• _Required task_
The exercise asks for every line of the data to be reproduced exactly.

----- Records for this task -----

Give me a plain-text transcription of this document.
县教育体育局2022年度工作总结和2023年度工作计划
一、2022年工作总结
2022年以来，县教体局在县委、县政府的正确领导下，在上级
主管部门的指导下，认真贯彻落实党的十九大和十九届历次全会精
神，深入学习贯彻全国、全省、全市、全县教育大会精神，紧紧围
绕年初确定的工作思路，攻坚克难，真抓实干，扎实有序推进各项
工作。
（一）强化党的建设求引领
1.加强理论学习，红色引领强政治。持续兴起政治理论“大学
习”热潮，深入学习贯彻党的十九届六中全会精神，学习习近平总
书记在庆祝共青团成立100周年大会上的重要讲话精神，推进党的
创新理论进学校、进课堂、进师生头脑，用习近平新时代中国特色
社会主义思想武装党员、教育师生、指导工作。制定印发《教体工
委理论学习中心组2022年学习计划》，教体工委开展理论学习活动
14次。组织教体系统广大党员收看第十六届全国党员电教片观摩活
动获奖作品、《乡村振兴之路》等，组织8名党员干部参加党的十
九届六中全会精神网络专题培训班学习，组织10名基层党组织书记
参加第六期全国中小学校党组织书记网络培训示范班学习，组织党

-----

• _Exercise response_
Give me a plain-text transcription of this document.
县教育体育局2022年度工作总结和2023年度工作计划
一、2022年工作总结
2022年以来，县教体局在县委、县政府的正确领导下，在上级
主管部门的指导下，认真贯彻落实党的十九大和十九届历次全会精
神，深入学习贯彻全国、全省、全市、全县教育大会精神，紧紧围
绕年初确定的工作思路，攻坚克难，真抓实干，扎实有序推进各项
工作。
（一）强化党的建设求引领
1.加强理论学习，红色引领强政治。持续兴起政治理论“大学
习”热潮，深入学习贯彻党的十九届六中全会精神，学习习近平总
书记在庆祝共青团成立100周年大会上的重要讲话精神，推进党的
创新理论进学校、进课堂、进师生头脑，用习近平新时代中国特色
社会主义思想武装党员、教育师生、指导工作。制定印发《教体工
委理论学习中心组2022年学习计划》，教体工委开展理论学习活动
14次。组织教体系统广大党员收看第十六届全国党员电教片观摩活
动获奖作品、《乡村振兴之路》等，组织8名党员干部参加党的十
九届六中全会精神网络专题培训班学习，组织10名基层党组织书记
参加第六期全国中小学校党组织书记网络培训示范班学习，组织党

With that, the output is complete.